§ PROBLEM TO WORK ON
Reproduce all the entries exactly.

§ LISTED RECORDS
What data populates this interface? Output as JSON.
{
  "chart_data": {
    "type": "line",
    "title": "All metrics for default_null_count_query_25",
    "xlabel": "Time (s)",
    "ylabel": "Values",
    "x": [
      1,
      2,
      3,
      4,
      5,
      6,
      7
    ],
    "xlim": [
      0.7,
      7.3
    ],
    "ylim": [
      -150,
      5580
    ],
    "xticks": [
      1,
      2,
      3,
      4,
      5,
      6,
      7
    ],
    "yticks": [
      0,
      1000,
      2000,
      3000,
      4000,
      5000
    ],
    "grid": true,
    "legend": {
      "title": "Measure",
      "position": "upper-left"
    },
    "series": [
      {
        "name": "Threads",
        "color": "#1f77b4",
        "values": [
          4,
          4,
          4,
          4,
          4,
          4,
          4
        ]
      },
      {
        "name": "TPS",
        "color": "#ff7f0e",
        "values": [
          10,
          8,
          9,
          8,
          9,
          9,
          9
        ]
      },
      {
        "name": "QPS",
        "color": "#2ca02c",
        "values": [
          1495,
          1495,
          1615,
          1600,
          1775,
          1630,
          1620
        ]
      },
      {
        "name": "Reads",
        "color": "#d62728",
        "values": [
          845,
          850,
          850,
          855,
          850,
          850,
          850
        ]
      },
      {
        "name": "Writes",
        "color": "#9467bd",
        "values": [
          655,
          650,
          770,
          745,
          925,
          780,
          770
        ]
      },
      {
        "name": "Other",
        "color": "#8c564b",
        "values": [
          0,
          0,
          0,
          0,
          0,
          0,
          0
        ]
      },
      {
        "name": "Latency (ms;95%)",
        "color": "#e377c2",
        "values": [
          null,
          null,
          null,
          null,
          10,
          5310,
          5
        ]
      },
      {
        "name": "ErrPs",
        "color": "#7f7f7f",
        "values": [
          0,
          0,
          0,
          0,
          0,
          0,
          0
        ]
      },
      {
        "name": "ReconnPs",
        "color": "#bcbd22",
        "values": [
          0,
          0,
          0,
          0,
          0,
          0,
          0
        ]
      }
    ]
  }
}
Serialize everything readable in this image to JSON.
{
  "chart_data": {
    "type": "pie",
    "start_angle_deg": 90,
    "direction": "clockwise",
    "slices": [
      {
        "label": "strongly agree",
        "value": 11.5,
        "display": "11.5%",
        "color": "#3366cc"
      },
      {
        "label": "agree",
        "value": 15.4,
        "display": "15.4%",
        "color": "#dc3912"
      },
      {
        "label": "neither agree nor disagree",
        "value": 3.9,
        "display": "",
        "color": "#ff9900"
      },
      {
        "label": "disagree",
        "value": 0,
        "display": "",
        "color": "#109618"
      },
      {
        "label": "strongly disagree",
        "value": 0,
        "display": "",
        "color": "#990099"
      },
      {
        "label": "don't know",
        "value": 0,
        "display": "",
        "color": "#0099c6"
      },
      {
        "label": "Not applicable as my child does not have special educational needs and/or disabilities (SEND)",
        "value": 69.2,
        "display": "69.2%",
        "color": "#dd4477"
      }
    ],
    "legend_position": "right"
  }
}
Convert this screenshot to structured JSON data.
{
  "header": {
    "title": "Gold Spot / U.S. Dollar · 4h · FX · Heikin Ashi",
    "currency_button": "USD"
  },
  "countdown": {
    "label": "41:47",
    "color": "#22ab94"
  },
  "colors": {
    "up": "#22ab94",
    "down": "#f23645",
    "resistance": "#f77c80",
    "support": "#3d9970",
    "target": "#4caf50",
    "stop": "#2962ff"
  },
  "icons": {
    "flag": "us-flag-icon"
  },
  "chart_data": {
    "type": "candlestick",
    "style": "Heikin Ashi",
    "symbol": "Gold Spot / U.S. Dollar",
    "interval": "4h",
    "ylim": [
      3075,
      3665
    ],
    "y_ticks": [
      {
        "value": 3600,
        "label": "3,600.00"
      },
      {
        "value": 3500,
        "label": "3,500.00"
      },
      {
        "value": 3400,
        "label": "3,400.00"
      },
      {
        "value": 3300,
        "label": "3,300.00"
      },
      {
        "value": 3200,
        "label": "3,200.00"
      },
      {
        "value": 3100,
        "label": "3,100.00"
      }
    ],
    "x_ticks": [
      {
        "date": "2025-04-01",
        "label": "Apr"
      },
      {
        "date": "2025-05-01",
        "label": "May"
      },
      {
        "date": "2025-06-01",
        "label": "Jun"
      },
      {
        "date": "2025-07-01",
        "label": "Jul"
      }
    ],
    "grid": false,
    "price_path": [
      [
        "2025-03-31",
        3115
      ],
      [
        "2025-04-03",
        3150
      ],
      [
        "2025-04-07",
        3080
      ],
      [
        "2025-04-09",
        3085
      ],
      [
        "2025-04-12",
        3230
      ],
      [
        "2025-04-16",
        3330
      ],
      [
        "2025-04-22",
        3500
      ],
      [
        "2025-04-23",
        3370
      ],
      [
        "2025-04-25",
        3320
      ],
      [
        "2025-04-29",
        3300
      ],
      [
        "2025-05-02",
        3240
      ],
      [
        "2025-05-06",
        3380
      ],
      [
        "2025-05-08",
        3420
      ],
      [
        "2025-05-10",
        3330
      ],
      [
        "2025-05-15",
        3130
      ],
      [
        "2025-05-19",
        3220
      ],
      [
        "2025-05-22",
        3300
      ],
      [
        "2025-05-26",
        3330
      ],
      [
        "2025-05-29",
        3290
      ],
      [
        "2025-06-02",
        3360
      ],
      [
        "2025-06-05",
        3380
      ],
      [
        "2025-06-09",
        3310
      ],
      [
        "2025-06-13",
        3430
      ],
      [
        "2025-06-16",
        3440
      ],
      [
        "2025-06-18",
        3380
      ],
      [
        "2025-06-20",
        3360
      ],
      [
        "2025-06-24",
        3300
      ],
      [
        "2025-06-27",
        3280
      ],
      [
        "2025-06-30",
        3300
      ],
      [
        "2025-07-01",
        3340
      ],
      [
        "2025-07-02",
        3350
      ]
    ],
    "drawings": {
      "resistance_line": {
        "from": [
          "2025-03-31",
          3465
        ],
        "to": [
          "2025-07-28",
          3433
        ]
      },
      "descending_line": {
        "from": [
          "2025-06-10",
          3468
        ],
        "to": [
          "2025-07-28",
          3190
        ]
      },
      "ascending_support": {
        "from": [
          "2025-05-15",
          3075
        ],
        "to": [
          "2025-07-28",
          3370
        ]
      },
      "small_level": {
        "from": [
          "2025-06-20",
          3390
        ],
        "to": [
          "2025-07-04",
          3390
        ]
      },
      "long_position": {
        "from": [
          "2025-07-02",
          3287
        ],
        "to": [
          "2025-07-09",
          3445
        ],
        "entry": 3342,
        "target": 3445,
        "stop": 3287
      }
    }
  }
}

§ ANSWER FOR THE TASK
What data populates this interface? Output as JSON.
{
  "chart_data": {
    "type": "line",
    "title": "All metrics for default_null_count_query_25",
    "xlabel": "Time (s)",
    "ylabel": "Values",
    "x": [
      1,
      2,
      3,
      4,
      5,
      6,
      7
    ],
    "xlim": [
      0.7,
      7.3
    ],
    "ylim": [
      -150,
      5580
    ],
    "xticks": [
      1,
      2,
      3,
      4,
      5,
      6,
      7
    ],
    "yticks": [
      0,
      1000,
      2000,
      3000,
      4000,
      5000
    ],
    "grid": true,
    "legend": {
      "title": "Measure",
      "position": "upper-left"
    },
    "series": [
      {
        "name": "Threads",
        "color": "#1f77b4",
        "values": [
          4,
          4,
          4,
          4,
          4,
          4,
          4
        ]
      },
      {
        "name": "TPS",
        "color": "#ff7f0e",
        "values": [
          10,
          8,
          9,
          8,
          9,
          9,
          9
        ]
      },
      {
        "name": "QPS",
        "color": "#2ca02c",
        "values": [
          1495,
          1495,
          1615,
          1600,
          1775,
          1630,
          1620
        ]
      },
      {
        "name": "Reads",
        "color": "#d62728",
        "values": [
          845,
          850,
          850,
          855,
          850,
          850,
          850
        ]
      },
      {
        "name": "Writes",
        "color": "#9467bd",
        "values": [
          655,
          650,
          770,
          745,
          925,
          780,
          770
        ]
      },
      {
        "name": "Other",
        "color": "#8c564b",
        "values": [
          0,
          0,
          0,
          0,
          0,
          0,
          0
        ]
      },
      {
        "name": "Latency (ms;95%)",
        "color": "#e377c2",
        "values": [
          null,
          null,
          null,
          null,
          10,
          5310,
          5
        ]
      },
      {
        "name": "ErrPs",
        "color": "#7f7f7f",
        "values": [
          0,
          0,
          0,
          0,
          0,
          0,
          0
        ]
      },
      {
        "name": "ReconnPs",
        "color": "#bcbd22",
        "values": [
          0,
          0,
          0,
          0,
          0,
          0,
          0
        ]
      }
    ]
  }
}
Serialize everything readable in this image to JSON.
{
  "chart_data": {
    "type": "pie",
    "start_angle_deg": 90,
    "direction": "clockwise",
    "slices": [
      {
        "label": "strongly agree",
        "value": 11.5,
        "display": "11.5%",
        "color": "#3366cc"
      },
      {
        "label": "agree",
        "value": 15.4,
        "display": "15.4%",
        "color": "#dc3912"
      },
      {
        "label": "neither agree nor disagree",
        "value": 3.9,
        "display": "",
        "color": "#ff9900"
      },
      {
        "label": "disagree",
        "value": 0,
        "display": "",
        "color": "#109618"
      },
      {
        "label": "strongly disagree",
        "value": 0,
        "display": "",
        "color": "#990099"
      },
      {
        "label": "don't know",
        "value": 0,
        "display": "",
        "color": "#0099c6"
      },
      {
        "label": "Not applicable as my child does not have special educational needs and/or disabilities (SEND)",
        "value": 69.2,
        "display": "69.2%",
        "color": "#dd4477"
      }
    ],
    "legend_position": "right"
  }
}
Convert this screenshot to structured JSON data.
{
  "header": {
    "title": "Gold Spot / U.S. Dollar · 4h · FX · Heikin Ashi",
    "currency_button": "USD"
  },
  "countdown": {
    "label": "41:47",
    "color": "#22ab94"
  },
  "colors": {
    "up": "#22ab94",
    "down": "#f23645",
    "resistance": "#f77c80",
    "support": "#3d9970",
    "target": "#4caf50",
    "stop": "#2962ff"
  },
  "icons": {
    "flag": "us-flag-icon"
  },
  "chart_data": {
    "type": "candlestick",
    "style": "Heikin Ashi",
    "symbol": "Gold Spot / U.S. Dollar",
    "interval": "4h",
    "ylim": [
      3075,
      3665
    ],
    "y_ticks": [
      {
        "value": 3600,
        "label": "3,600.00"
      },
      {
        "value": 3500,
        "label": "3,500.00"
      },
      {
        "value": 3400,
        "label": "3,400.00"
      },
      {
        "value": 3300,
        "label": "3,300.00"
      },
      {
        "value": 3200,
        "label": "3,200.00"
      },
      {
        "value": 3100,
        "label": "3,100.00"
      }
    ],
    "x_ticks": [
      {
        "date": "2025-04-01",
        "label": "Apr"
      },
      {
        "date": "2025-05-01",
        "label": "May"
      },
      {
        "date": "2025-06-01",
        "label": "Jun"
      },
      {
        "date": "2025-07-01",
        "label": "Jul"
      }
    ],
    "grid": false,
    "price_path": [
      [
        "2025-03-31",
        3115
      ],
      [
        "2025-04-03",
        3150
      ],
      [
        "2025-04-07",
        3080
      ],
      [
        "2025-04-09",
        3085
      ],
      [
        "2025-04-12",
        3230
      ],
      [
        "2025-04-16",
        3330
      ],
      [
        "2025-04-22",
        3500
      ],
      [
        "2025-04-23",
        3370
      ],
      [
        "2025-04-25",
        3320
      ],
      [
        "2025-04-29",
        3300
      ],
      [
        "2025-05-02",
        3240
      ],
      [
        "2025-05-06",
        3380
      ],
      [
        "2025-05-08",
        3420
      ],
      [
        "2025-05-10",
        3330
      ],
      [
        "2025-05-15",
        3130
      ],
      [
        "2025-05-19",
        3220
      ],
      [
        "2025-05-22",
        3300
      ],
      [
        "2025-05-26",
        3330
      ],
      [
        "2025-05-29",
        3290
      ],
      [
        "2025-06-02",
        3360
      ],
      [
        "2025-06-05",
        3380
      ],
      [
        "2025-06-09",
        3310
      ],
      [
        "2025-06-13",
        3430
      ],
      [
        "2025-06-16",
        3440
      ],
      [
        "2025-06-18",
        3380
      ],
      [
        "2025-06-20",
        3360
      ],
      [
        "2025-06-24",
        3300
      ],
      [
        "2025-06-27",
        3280
      ],
      [
        "2025-06-30",
        3300
      ],
      [
        "2025-07-01",
        3340
      ],
      [
        "2025-07-02",
        3350
      ]
    ],
    "drawings": {
      "resistance_line": {
        "from": [
          "2025-03-31",
          3465
        ],
        "to": [
          "2025-07-28",
          3433
        ]
      },
      "descending_line": {
        "from": [
          "2025-06-10",
          3468
        ],
        "to": [
          "2025-07-28",
          3190
        ]
      },
      "ascending_support": {
        "from": [
          "2025-05-15",
          3075
        ],
        "to": [
          "2025-07-28",
          3370
        ]
      },
      "small_level": {
        "from": [
          "2025-06-20",
          3390
        ],
        "to": [
          "2025-07-04",
          3390
        ]
      },
      "long_position": {
        "from": [
          "2025-07-02",
          3287
        ],
        "to": [
          "2025-07-09",
          3445
        ],
        "entry": 3342,
        "target": 3445,
        "stop": 3287
      }
    }
  }
}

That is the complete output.